YOUR TASK:
Go through the entries and say how many lines contain the string "rank". The number is the whole answer.

EXTRACTED DATA:

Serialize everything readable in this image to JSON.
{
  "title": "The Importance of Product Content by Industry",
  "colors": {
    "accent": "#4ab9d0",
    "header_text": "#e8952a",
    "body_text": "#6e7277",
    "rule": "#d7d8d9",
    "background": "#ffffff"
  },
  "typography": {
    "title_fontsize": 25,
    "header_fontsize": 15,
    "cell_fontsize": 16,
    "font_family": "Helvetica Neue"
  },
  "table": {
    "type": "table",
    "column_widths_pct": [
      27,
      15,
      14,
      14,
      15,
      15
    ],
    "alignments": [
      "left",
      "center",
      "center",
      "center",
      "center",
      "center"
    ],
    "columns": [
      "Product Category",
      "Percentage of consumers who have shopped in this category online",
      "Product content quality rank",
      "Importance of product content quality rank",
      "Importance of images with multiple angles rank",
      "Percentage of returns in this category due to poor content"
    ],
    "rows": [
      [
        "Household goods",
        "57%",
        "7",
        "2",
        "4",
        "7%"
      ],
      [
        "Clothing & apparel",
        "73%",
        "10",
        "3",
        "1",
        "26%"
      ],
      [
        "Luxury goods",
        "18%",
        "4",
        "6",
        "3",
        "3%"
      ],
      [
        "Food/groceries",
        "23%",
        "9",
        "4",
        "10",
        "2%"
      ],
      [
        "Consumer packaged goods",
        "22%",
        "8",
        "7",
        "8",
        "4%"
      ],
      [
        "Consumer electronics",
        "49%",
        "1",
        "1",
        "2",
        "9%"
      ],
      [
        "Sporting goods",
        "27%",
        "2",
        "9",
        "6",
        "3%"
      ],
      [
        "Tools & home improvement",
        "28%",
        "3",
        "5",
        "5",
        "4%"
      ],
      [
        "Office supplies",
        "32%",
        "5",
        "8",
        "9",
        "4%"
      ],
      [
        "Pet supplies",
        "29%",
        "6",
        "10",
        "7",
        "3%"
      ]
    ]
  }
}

CORRECT RESPONSE:
3